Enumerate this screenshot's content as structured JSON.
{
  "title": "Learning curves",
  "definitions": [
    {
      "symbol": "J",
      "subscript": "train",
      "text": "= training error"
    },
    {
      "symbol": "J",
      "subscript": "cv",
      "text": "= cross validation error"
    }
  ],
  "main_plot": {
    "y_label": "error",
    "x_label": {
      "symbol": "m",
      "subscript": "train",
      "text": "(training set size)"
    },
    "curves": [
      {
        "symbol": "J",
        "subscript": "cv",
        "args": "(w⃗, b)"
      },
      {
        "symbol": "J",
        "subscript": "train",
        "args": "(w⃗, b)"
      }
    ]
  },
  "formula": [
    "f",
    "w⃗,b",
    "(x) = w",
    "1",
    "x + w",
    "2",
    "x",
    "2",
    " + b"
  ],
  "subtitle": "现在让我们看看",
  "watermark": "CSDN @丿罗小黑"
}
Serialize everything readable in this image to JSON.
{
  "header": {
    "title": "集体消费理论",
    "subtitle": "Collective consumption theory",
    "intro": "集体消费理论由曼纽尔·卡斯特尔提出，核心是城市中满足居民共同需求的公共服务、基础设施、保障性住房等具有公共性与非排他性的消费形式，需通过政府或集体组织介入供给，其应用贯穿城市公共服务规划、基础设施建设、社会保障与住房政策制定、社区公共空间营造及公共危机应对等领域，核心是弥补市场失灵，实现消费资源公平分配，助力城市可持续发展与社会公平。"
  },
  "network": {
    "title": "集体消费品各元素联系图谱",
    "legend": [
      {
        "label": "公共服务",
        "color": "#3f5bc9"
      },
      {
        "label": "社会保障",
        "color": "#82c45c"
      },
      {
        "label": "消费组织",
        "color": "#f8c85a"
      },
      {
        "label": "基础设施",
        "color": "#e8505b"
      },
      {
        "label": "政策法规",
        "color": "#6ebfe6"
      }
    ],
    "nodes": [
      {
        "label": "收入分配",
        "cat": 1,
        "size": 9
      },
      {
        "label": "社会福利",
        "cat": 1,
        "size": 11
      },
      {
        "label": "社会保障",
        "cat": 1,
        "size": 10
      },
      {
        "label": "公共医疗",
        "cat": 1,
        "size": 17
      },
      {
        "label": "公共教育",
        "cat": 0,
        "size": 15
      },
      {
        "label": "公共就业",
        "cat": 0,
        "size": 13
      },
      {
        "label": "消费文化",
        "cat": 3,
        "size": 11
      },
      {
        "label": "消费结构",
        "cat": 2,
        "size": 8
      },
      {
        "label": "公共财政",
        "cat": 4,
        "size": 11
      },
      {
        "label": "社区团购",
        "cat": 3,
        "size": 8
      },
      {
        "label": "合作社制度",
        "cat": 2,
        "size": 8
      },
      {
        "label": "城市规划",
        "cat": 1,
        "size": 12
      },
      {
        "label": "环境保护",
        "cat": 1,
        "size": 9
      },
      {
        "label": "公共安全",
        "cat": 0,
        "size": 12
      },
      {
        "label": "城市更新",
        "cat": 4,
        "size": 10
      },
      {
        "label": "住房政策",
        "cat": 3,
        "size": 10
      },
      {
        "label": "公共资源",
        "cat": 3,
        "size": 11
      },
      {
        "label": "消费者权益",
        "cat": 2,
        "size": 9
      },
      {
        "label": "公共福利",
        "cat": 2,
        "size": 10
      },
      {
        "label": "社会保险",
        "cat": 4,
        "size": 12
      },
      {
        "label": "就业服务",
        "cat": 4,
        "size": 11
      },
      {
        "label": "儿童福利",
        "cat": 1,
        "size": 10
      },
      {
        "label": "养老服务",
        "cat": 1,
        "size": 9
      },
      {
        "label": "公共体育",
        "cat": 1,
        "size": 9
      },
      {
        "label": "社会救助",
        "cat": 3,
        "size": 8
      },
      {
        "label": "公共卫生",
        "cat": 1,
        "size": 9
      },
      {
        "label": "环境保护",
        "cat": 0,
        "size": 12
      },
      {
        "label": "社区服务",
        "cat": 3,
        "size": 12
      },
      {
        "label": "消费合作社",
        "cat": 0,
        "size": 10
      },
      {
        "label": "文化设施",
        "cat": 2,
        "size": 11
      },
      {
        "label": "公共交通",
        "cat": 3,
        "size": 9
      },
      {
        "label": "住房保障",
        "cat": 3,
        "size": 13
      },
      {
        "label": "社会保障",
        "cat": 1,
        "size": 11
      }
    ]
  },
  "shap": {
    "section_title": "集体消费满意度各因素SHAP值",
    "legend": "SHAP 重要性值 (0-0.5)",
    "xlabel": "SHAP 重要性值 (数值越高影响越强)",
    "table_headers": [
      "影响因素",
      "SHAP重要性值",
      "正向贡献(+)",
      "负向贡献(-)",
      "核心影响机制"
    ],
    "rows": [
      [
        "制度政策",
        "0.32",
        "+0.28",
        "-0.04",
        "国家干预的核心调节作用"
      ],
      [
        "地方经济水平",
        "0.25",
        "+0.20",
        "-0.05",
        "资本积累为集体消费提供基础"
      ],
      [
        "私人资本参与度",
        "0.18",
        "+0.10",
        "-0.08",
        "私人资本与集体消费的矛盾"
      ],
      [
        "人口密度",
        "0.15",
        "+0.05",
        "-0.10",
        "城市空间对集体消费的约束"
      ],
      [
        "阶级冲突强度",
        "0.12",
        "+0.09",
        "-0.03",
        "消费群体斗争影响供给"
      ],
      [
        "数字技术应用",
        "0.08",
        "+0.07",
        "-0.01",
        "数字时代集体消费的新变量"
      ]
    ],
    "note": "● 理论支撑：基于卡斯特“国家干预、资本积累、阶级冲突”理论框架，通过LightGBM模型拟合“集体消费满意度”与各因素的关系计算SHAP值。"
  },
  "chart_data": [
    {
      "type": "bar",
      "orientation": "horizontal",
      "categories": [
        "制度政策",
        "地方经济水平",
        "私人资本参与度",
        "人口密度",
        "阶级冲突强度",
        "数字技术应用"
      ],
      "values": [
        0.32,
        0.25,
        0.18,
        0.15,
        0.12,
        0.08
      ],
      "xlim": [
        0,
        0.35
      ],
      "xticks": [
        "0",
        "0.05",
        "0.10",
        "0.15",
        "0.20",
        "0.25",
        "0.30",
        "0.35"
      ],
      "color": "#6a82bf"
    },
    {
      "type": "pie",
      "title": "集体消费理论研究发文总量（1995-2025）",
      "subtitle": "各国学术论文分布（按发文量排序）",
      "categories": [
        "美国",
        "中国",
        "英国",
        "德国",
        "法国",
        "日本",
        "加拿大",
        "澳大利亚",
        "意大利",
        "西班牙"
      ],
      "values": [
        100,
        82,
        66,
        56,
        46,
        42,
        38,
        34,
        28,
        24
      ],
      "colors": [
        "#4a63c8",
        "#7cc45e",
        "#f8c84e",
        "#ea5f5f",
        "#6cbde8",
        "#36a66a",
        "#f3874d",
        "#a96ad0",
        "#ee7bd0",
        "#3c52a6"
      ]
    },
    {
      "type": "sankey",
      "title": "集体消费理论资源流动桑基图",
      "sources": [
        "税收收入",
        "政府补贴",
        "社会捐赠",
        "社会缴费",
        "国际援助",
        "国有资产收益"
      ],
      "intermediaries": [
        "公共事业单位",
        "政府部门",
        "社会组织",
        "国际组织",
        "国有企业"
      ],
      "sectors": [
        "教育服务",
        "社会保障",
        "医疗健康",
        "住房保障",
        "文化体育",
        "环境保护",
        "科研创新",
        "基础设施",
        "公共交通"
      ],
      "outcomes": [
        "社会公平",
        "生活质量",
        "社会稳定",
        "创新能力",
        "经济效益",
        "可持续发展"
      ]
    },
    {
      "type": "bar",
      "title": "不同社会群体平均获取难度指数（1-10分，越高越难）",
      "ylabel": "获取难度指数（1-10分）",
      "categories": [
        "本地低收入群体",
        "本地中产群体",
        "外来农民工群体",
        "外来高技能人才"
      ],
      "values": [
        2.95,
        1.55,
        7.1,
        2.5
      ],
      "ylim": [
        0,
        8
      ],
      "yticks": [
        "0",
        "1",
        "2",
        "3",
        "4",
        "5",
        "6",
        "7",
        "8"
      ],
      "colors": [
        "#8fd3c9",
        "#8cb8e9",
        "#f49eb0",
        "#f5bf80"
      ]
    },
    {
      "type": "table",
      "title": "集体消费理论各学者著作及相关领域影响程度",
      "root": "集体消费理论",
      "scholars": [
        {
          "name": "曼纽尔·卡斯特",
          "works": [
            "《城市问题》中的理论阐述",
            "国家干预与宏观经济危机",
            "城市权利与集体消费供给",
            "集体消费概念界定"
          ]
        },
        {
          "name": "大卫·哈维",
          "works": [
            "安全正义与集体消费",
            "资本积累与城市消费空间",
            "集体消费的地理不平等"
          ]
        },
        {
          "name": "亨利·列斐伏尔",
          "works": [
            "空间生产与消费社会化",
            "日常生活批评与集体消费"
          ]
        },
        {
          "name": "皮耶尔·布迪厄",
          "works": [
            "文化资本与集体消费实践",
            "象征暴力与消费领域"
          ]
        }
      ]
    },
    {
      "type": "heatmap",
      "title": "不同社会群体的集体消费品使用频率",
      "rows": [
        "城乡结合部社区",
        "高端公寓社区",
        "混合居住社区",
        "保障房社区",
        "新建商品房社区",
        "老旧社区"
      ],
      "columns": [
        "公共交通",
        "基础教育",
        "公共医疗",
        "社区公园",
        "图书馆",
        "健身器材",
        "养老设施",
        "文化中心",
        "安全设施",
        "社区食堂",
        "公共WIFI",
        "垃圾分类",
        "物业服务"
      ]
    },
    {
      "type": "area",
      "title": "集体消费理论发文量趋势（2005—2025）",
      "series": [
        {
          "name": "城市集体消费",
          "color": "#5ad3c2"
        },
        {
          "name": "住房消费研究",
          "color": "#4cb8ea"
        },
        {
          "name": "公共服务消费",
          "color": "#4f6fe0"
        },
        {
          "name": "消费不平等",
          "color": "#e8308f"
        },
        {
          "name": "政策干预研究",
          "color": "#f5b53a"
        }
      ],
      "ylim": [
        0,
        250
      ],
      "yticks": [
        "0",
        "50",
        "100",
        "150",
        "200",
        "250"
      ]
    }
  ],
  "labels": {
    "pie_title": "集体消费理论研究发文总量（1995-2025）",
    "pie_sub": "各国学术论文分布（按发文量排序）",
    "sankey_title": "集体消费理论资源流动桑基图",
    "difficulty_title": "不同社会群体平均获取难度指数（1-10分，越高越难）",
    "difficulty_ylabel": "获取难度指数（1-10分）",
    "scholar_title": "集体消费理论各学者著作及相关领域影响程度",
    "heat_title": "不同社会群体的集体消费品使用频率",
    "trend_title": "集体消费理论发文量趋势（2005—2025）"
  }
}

### What the task requires
Locate and copy each line in the data above that includes the word "不同社会群体的集体消费品使用频率".

### Result below
      "title": "不同社会群体的集体消费品使用频率",
    "heat_title": "不同社会群体的集体消费品使用频率",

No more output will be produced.